● Goal: Write out the whole listing, matching it exactly.

(A block of data)
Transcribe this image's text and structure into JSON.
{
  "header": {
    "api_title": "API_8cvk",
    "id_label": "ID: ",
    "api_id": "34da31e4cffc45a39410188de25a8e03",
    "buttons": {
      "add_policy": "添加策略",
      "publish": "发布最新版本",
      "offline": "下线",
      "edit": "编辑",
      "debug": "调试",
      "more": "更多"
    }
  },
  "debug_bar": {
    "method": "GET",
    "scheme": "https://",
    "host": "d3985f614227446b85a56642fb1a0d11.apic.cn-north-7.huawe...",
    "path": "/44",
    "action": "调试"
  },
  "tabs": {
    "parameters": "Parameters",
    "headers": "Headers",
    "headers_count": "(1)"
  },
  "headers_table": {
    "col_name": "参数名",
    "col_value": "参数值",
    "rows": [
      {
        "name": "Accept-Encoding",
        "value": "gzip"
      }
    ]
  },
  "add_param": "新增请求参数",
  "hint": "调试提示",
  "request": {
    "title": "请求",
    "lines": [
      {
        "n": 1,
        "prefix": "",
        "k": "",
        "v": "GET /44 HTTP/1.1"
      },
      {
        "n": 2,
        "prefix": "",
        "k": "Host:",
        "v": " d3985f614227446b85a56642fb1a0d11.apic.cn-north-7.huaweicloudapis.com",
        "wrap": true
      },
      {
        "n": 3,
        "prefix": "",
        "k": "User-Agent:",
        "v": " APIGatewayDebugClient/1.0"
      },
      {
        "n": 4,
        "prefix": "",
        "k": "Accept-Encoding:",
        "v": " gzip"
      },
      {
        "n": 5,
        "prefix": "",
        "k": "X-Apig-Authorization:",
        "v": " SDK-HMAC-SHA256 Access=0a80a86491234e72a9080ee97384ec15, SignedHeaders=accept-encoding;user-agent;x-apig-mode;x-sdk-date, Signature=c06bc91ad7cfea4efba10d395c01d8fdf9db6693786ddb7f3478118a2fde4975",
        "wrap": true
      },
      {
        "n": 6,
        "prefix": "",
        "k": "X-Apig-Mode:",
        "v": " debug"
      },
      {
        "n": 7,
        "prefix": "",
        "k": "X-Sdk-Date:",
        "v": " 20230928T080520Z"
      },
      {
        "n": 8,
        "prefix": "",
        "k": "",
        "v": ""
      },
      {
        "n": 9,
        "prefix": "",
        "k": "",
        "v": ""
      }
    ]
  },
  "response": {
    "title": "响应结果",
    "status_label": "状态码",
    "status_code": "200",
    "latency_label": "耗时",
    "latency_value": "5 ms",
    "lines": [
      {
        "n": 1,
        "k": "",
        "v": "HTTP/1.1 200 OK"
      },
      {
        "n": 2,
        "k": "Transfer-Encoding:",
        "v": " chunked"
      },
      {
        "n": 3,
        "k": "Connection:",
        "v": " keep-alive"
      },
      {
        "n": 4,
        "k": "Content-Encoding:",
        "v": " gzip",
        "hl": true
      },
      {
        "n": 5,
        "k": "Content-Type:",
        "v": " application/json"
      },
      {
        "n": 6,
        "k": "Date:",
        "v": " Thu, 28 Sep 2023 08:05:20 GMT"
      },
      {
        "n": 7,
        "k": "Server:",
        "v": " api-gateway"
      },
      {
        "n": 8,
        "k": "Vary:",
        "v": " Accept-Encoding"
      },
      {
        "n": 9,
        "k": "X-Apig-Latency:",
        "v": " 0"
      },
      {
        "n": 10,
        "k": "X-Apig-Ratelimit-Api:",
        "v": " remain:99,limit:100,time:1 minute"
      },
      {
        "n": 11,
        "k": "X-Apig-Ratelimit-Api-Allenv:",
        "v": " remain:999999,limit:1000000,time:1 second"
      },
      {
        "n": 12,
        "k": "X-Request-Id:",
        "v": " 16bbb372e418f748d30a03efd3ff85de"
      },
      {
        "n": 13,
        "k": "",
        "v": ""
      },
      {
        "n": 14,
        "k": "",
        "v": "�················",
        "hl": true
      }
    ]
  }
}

● Task solution:
Transcribe this image's text and structure into JSON.
{
  "header": {
    "api_title": "API_8cvk",
    "id_label": "ID: ",
    "api_id": "34da31e4cffc45a39410188de25a8e03",
    "buttons": {
      "add_policy": "添加策略",
      "publish": "发布最新版本",
      "offline": "下线",
      "edit": "编辑",
      "debug": "调试",
      "more": "更多"
    }
  },
  "debug_bar": {
    "method": "GET",
    "scheme": "https://",
    "host": "d3985f614227446b85a56642fb1a0d11.apic.cn-north-7.huawe...",
    "path": "/44",
    "action": "调试"
  },
  "tabs": {
    "parameters": "Parameters",
    "headers": "Headers",
    "headers_count": "(1)"
  },
  "headers_table": {
    "col_name": "参数名",
    "col_value": "参数值",
    "rows": [
      {
        "name": "Accept-Encoding",
        "value": "gzip"
      }
    ]
  },
  "add_param": "新增请求参数",
  "hint": "调试提示",
  "request": {
    "title": "请求",
    "lines": [
      {
        "n": 1,
        "prefix": "",
        "k": "",
        "v": "GET /44 HTTP/1.1"
      },
      {
        "n": 2,
        "prefix": "",
        "k": "Host:",
        "v": " d3985f614227446b85a56642fb1a0d11.apic.cn-north-7.huaweicloudapis.com",
        "wrap": true
      },
      {
        "n": 3,
        "prefix": "",
        "k": "User-Agent:",
        "v": " APIGatewayDebugClient/1.0"
      },
      {
        "n": 4,
        "prefix": "",
        "k": "Accept-Encoding:",
        "v": " gzip"
      },
      {
        "n": 5,
        "prefix": "",
        "k": "X-Apig-Authorization:",
        "v": " SDK-HMAC-SHA256 Access=0a80a86491234e72a9080ee97384ec15, SignedHeaders=accept-encoding;user-agent;x-apig-mode;x-sdk-date, Signature=c06bc91ad7cfea4efba10d395c01d8fdf9db6693786ddb7f3478118a2fde4975",
        "wrap": true
      },
      {
        "n": 6,
        "prefix": "",
        "k": "X-Apig-Mode:",
        "v": " debug"
      },
      {
        "n": 7,
        "prefix": "",
        "k": "X-Sdk-Date:",
        "v": " 20230928T080520Z"
      },
      {
        "n": 8,
        "prefix": "",
        "k": "",
        "v": ""
      },
      {
        "n": 9,
        "prefix": "",
        "k": "",
        "v": ""
      }
    ]
  },
  "response": {
    "title": "响应结果",
    "status_label": "状态码",
    "status_code": "200",
    "latency_label": "耗时",
    "latency_value": "5 ms",
    "lines": [
      {
        "n": 1,
        "k": "",
        "v": "HTTP/1.1 200 OK"
      },
      {
        "n": 2,
        "k": "Transfer-Encoding:",
        "v": " chunked"
      },
      {
        "n": 3,
        "k": "Connection:",
        "v": " keep-alive"
      },
      {
        "n": 4,
        "k": "Content-Encoding:",
        "v": " gzip",
        "hl": true
      },
      {
        "n": 5,
        "k": "Content-Type:",
        "v": " application/json"
      },
      {
        "n": 6,
        "k": "Date:",
        "v": " Thu, 28 Sep 2023 08:05:20 GMT"
      },
      {
        "n": 7,
        "k": "Server:",
        "v": " api-gateway"
      },
      {
        "n": 8,
        "k": "Vary:",
        "v": " Accept-Encoding"
      },
      {
        "n": 9,
        "k": "X-Apig-Latency:",
        "v": " 0"
      },
      {
        "n": 10,
        "k": "X-Apig-Ratelimit-Api:",
        "v": " remain:99,limit:100,time:1 minute"
      },
      {
        "n": 11,
        "k": "X-Apig-Ratelimit-Api-Allenv:",
        "v": " remain:999999,limit:1000000,time:1 second"
      },
      {
        "n": 12,
        "k": "X-Request-Id:",
        "v": " 16bbb372e418f748d30a03efd3ff85de"
      },
      {
        "n": 13,
        "k": "",
        "v": ""
      },
      {
        "n": 14,
        "k": "",
        "v": "�················",
        "hl": true
      }
    ]
  }
}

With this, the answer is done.